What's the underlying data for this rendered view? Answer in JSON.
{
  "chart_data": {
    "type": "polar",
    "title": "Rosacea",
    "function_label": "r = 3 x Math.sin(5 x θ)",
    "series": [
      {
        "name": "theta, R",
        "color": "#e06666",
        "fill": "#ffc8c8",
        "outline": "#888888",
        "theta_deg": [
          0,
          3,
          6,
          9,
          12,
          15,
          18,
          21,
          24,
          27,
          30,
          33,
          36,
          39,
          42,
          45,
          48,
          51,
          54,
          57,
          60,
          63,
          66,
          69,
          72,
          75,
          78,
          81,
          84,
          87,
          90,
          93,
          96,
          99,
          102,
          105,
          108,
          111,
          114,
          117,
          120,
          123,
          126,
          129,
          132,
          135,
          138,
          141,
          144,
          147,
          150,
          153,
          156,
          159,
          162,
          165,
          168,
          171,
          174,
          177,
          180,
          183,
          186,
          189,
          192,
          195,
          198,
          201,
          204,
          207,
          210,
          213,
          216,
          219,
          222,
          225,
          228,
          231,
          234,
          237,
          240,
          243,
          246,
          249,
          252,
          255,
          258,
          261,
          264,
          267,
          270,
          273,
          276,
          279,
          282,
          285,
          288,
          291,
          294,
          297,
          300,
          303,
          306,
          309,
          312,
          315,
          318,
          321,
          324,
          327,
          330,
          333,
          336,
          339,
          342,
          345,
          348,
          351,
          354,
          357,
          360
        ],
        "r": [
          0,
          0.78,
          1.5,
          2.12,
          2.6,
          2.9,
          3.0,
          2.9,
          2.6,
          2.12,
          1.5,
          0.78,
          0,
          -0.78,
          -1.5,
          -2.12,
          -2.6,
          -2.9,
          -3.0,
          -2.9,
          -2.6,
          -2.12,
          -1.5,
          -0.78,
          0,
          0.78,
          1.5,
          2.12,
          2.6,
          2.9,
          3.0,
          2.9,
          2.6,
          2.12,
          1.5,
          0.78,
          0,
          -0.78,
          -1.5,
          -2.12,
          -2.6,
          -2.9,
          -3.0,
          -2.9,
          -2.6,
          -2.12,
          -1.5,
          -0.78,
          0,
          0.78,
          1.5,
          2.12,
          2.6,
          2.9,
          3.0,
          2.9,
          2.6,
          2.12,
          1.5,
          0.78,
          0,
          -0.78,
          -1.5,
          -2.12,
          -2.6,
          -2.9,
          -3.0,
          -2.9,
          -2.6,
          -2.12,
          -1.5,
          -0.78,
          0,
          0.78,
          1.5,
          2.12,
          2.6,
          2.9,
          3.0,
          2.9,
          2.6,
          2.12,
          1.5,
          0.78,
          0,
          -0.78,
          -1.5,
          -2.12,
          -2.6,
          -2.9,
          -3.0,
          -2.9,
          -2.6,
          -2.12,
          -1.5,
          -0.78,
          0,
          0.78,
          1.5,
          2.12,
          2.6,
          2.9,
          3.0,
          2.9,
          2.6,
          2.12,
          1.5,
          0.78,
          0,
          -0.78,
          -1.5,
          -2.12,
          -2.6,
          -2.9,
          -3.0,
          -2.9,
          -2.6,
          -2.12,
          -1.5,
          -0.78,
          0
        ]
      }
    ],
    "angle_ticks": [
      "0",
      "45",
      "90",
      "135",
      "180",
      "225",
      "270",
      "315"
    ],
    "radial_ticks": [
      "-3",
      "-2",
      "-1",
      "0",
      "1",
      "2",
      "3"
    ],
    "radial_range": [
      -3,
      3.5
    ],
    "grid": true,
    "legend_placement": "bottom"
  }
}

What the task requires: All entries shown above should be printed again exactly.

Complete answer:
What's the underlying data for this rendered view? Answer in JSON.
{
  "chart_data": {
    "type": "polar",
    "title": "Rosacea",
    "function_label": "r = 3 x Math.sin(5 x θ)",
    "series": [
      {
        "name": "theta, R",
        "color": "#e06666",
        "fill": "#ffc8c8",
        "outline": "#888888",
        "theta_deg": [
          0,
          3,
          6,
          9,
          12,
          15,
          18,
          21,
          24,
          27,
          30,
          33,
          36,
          39,
          42,
          45,
          48,
          51,
          54,
          57,
          60,
          63,
          66,
          69,
          72,
          75,
          78,
          81,
          84,
          87,
          90,
          93,
          96,
          99,
          102,
          105,
          108,
          111,
          114,
          117,
          120,
          123,
          126,
          129,
          132,
          135,
          138,
          141,
          144,
          147,
          150,
          153,
          156,
          159,
          162,
          165,
          168,
          171,
          174,
          177,
          180,
          183,
          186,
          189,
          192,
          195,
          198,
          201,
          204,
          207,
          210,
          213,
          216,
          219,
          222,
          225,
          228,
          231,
          234,
          237,
          240,
          243,
          246,
          249,
          252,
          255,
          258,
          261,
          264,
          267,
          270,
          273,
          276,
          279,
          282,
          285,
          288,
          291,
          294,
          297,
          300,
          303,
          306,
          309,
          312,
          315,
          318,
          321,
          324,
          327,
          330,
          333,
          336,
          339,
          342,
          345,
          348,
          351,
          354,
          357,
          360
        ],
        "r": [
          0,
          0.78,
          1.5,
          2.12,
          2.6,
          2.9,
          3.0,
          2.9,
          2.6,
          2.12,
          1.5,
          0.78,
          0,
          -0.78,
          -1.5,
          -2.12,
          -2.6,
          -2.9,
          -3.0,
          -2.9,
          -2.6,
          -2.12,
          -1.5,
          -0.78,
          0,
          0.78,
          1.5,
          2.12,
          2.6,
          2.9,
          3.0,
          2.9,
          2.6,
          2.12,
          1.5,
          0.78,
          0,
          -0.78,
          -1.5,
          -2.12,
          -2.6,
          -2.9,
          -3.0,
          -2.9,
          -2.6,
          -2.12,
          -1.5,
          -0.78,
          0,
          0.78,
          1.5,
          2.12,
          2.6,
          2.9,
          3.0,
          2.9,
          2.6,
          2.12,
          1.5,
          0.78,
          0,
          -0.78,
          -1.5,
          -2.12,
          -2.6,
          -2.9,
          -3.0,
          -2.9,
          -2.6,
          -2.12,
          -1.5,
          -0.78,
          0,
          0.78,
          1.5,
          2.12,
          2.6,
          2.9,
          3.0,
          2.9,
          2.6,
          2.12,
          1.5,
          0.78,
          0,
          -0.78,
          -1.5,
          -2.12,
          -2.6,
          -2.9,
          -3.0,
          -2.9,
          -2.6,
          -2.12,
          -1.5,
          -0.78,
          0,
          0.78,
          1.5,
          2.12,
          2.6,
          2.9,
          3.0,
          2.9,
          2.6,
          2.12,
          1.5,
          0.78,
          0,
          -0.78,
          -1.5,
          -2.12,
          -2.6,
          -2.9,
          -3.0,
          -2.9,
          -2.6,
          -2.12,
          -1.5,
          -0.78,
          0
        ]
      }
    ],
    "angle_ticks": [
      "0",
      "45",
      "90",
      "135",
      "180",
      "225",
      "270",
      "315"
    ],
    "radial_ticks": [
      "-3",
      "-2",
      "-1",
      "0",
      "1",
      "2",
      "3"
    ],
    "radial_range": [
      -3,
      3.5
    ],
    "grid": true,
    "legend_placement": "bottom"
  }
}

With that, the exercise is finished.